> **The exercise**
Give the number of lines in the data that hold the string "RewriteRule". Nothing else is needed.
* Begin Data shown *
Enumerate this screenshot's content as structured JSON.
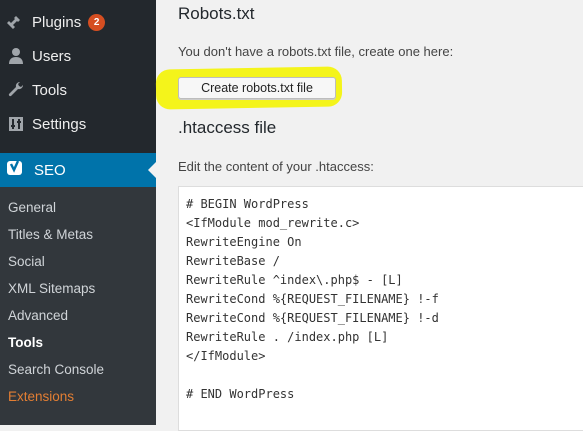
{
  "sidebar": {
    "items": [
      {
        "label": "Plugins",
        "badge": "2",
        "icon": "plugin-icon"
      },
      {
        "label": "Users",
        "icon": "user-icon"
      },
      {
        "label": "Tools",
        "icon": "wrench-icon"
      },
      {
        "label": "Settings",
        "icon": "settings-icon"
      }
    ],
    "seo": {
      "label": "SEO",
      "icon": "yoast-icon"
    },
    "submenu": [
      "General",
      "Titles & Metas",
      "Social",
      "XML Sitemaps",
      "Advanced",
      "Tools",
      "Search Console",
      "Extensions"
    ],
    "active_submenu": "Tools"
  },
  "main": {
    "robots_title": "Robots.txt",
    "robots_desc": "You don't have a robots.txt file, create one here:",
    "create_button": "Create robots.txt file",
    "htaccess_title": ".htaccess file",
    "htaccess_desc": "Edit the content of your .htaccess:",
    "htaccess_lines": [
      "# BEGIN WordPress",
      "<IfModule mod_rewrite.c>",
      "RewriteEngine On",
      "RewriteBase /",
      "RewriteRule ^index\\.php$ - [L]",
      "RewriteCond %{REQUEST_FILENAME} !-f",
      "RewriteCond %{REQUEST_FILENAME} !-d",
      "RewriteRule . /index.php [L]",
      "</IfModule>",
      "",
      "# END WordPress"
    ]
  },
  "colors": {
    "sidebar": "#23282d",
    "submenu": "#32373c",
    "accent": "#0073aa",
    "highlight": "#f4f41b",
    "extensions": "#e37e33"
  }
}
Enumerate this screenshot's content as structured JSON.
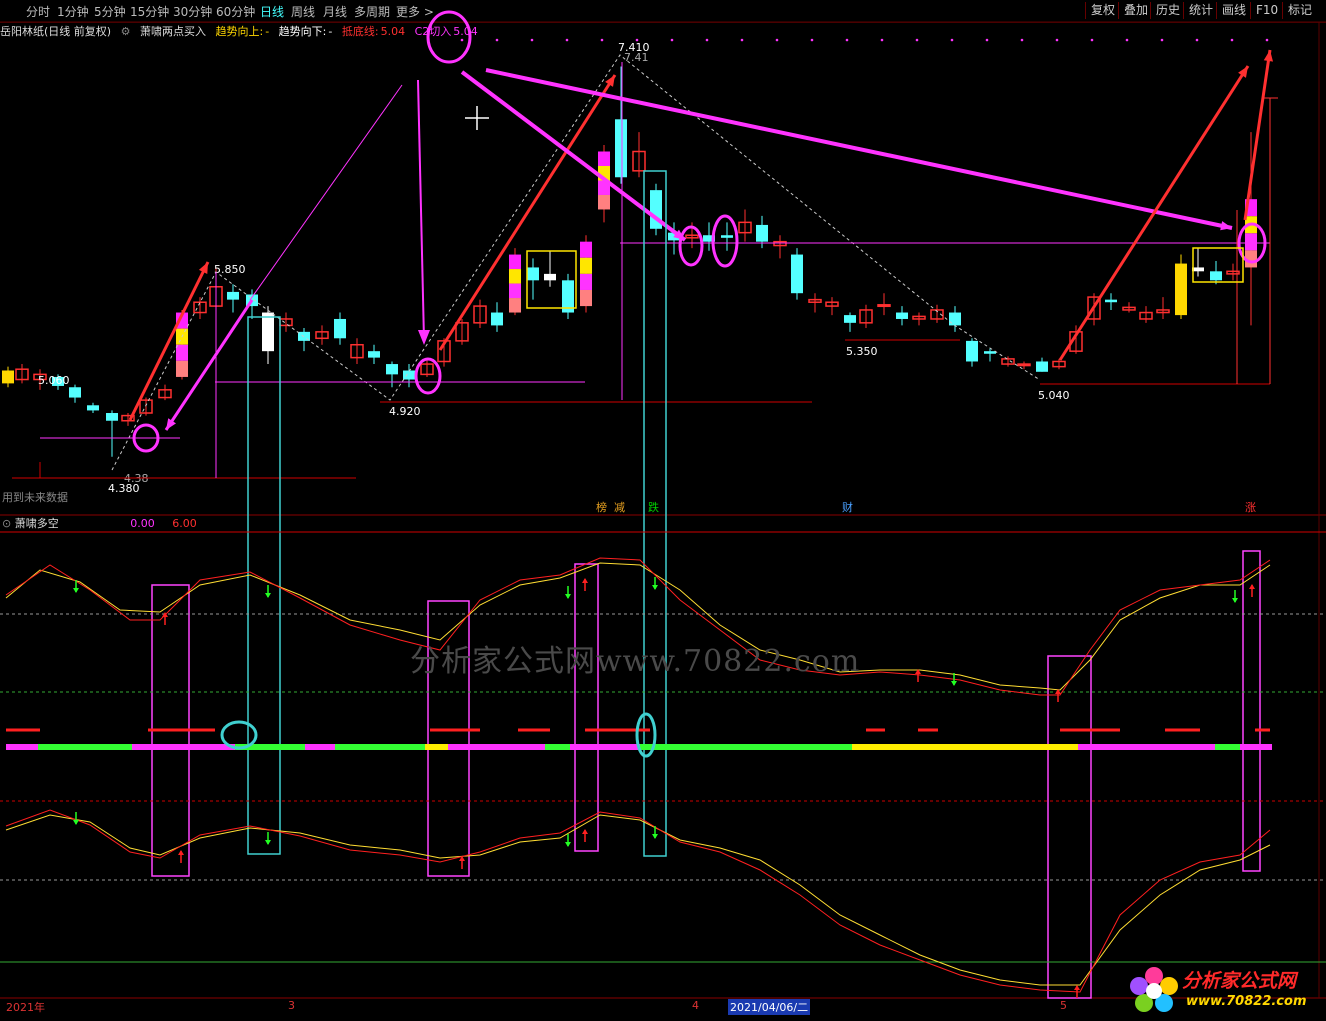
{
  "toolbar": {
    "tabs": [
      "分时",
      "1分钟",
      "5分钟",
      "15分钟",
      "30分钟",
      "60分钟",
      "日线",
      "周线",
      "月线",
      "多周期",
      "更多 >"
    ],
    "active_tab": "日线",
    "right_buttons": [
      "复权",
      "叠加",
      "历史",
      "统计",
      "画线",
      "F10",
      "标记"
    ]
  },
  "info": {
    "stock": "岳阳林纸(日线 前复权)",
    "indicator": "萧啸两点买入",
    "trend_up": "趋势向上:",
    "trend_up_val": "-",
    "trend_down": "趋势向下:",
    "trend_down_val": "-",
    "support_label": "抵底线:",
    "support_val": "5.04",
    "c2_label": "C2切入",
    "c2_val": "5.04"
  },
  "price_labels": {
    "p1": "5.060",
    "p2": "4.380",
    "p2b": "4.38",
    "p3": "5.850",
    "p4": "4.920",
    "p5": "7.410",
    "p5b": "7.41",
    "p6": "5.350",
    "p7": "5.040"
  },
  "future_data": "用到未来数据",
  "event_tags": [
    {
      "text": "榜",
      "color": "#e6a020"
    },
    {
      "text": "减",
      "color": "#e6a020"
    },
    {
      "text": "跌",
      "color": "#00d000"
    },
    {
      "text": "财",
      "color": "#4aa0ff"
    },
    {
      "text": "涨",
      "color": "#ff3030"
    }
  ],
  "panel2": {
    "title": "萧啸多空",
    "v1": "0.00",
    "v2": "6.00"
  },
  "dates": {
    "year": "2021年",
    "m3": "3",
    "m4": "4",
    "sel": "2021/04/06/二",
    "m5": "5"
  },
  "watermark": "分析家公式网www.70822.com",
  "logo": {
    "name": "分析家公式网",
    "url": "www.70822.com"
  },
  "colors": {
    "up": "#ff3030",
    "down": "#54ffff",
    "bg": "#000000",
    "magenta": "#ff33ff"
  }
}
* End Data shown *
> **Answer to the exercise**
2